[Extracted data entries]
-- start --
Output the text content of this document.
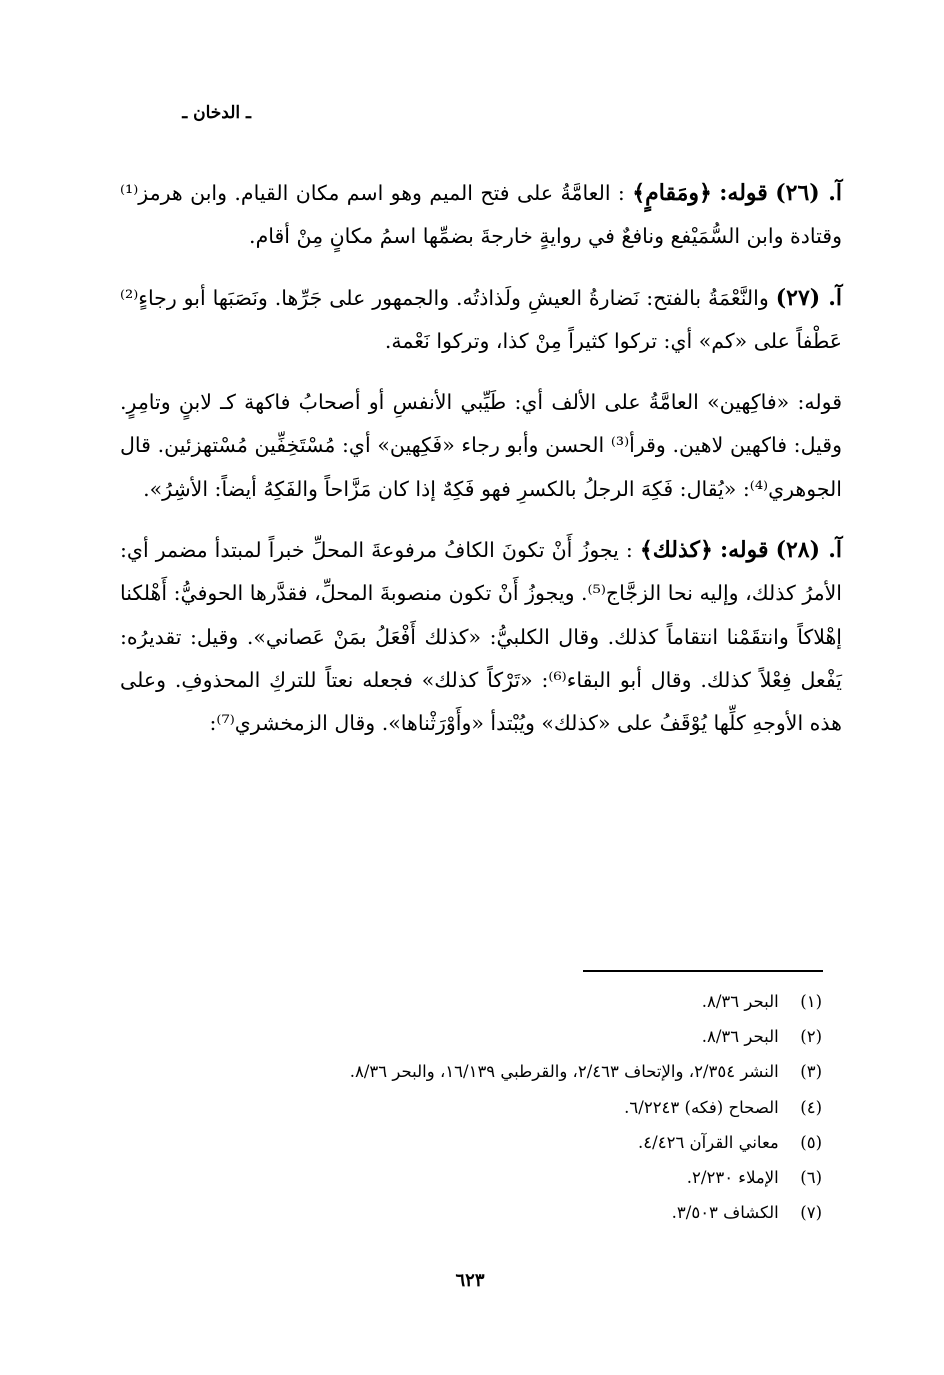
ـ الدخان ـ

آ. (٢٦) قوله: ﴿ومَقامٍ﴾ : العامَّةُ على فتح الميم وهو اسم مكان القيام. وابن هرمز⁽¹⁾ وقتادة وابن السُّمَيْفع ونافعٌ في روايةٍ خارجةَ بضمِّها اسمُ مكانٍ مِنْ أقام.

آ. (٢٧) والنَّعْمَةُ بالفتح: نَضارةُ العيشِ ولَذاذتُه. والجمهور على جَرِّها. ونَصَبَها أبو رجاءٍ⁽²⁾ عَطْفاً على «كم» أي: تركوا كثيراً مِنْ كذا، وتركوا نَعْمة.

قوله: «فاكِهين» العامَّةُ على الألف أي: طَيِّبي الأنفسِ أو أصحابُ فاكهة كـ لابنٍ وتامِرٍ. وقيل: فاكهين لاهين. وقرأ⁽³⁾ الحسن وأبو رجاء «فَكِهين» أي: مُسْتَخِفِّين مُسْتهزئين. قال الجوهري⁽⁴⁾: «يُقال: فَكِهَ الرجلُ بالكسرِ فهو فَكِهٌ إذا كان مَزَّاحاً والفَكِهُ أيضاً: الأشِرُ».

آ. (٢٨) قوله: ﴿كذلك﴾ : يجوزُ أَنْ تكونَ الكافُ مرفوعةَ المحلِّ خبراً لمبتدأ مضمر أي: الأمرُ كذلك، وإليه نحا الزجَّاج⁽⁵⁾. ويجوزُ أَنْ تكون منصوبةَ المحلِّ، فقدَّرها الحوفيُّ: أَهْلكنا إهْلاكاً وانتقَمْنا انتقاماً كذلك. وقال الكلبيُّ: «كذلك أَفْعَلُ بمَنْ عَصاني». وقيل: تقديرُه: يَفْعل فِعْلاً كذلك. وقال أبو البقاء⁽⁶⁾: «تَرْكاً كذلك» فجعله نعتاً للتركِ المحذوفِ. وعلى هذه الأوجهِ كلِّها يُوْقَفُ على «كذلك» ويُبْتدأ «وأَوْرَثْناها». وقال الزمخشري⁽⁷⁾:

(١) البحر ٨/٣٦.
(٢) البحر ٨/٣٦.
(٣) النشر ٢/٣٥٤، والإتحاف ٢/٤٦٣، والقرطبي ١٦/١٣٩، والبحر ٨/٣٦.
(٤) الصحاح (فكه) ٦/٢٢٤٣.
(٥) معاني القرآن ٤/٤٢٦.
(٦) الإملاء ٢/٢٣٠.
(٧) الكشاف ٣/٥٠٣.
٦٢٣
-- end --
→ TASK TO CARRY OUT
Transcribe the whole listing exactly. Pictures are excluded.

→ WORKED ANSWER
Output the text content of this document.
ـ الدخان ـ

آ. (٢٦) قوله: ﴿ومَقامٍ﴾ : العامَّةُ على فتح الميم وهو اسم مكان القيام. وابن هرمز⁽¹⁾ وقتادة وابن السُّمَيْفع ونافعٌ في روايةٍ خارجةَ بضمِّها اسمُ مكانٍ مِنْ أقام.

آ. (٢٧) والنَّعْمَةُ بالفتح: نَضارةُ العيشِ ولَذاذتُه. والجمهور على جَرِّها. ونَصَبَها أبو رجاءٍ⁽²⁾ عَطْفاً على «كم» أي: تركوا كثيراً مِنْ كذا، وتركوا نَعْمة.

قوله: «فاكِهين» العامَّةُ على الألف أي: طَيِّبي الأنفسِ أو أصحابُ فاكهة كـ لابنٍ وتامِرٍ. وقيل: فاكهين لاهين. وقرأ⁽³⁾ الحسن وأبو رجاء «فَكِهين» أي: مُسْتَخِفِّين مُسْتهزئين. قال الجوهري⁽⁴⁾: «يُقال: فَكِهَ الرجلُ بالكسرِ فهو فَكِهٌ إذا كان مَزَّاحاً والفَكِهُ أيضاً: الأشِرُ».

آ. (٢٨) قوله: ﴿كذلك﴾ : يجوزُ أَنْ تكونَ الكافُ مرفوعةَ المحلِّ خبراً لمبتدأ مضمر أي: الأمرُ كذلك، وإليه نحا الزجَّاج⁽⁵⁾. ويجوزُ أَنْ تكون منصوبةَ المحلِّ، فقدَّرها الحوفيُّ: أَهْلكنا إهْلاكاً وانتقَمْنا انتقاماً كذلك. وقال الكلبيُّ: «كذلك أَفْعَلُ بمَنْ عَصاني». وقيل: تقديرُه: يَفْعل فِعْلاً كذلك. وقال أبو البقاء⁽⁶⁾: «تَرْكاً كذلك» فجعله نعتاً للتركِ المحذوفِ. وعلى هذه الأوجهِ كلِّها يُوْقَفُ على «كذلك» ويُبْتدأ «وأَوْرَثْناها». وقال الزمخشري⁽⁷⁾:

(١) البحر ٨/٣٦.
(٢) البحر ٨/٣٦.
(٣) النشر ٢/٣٥٤، والإتحاف ٢/٤٦٣، والقرطبي ١٦/١٣٩، والبحر ٨/٣٦.
(٤) الصحاح (فكه) ٦/٢٢٤٣.
(٥) معاني القرآن ٤/٤٢٦.
(٦) الإملاء ٢/٢٣٠.
(٧) الكشاف ٣/٥٠٣.
٦٢٣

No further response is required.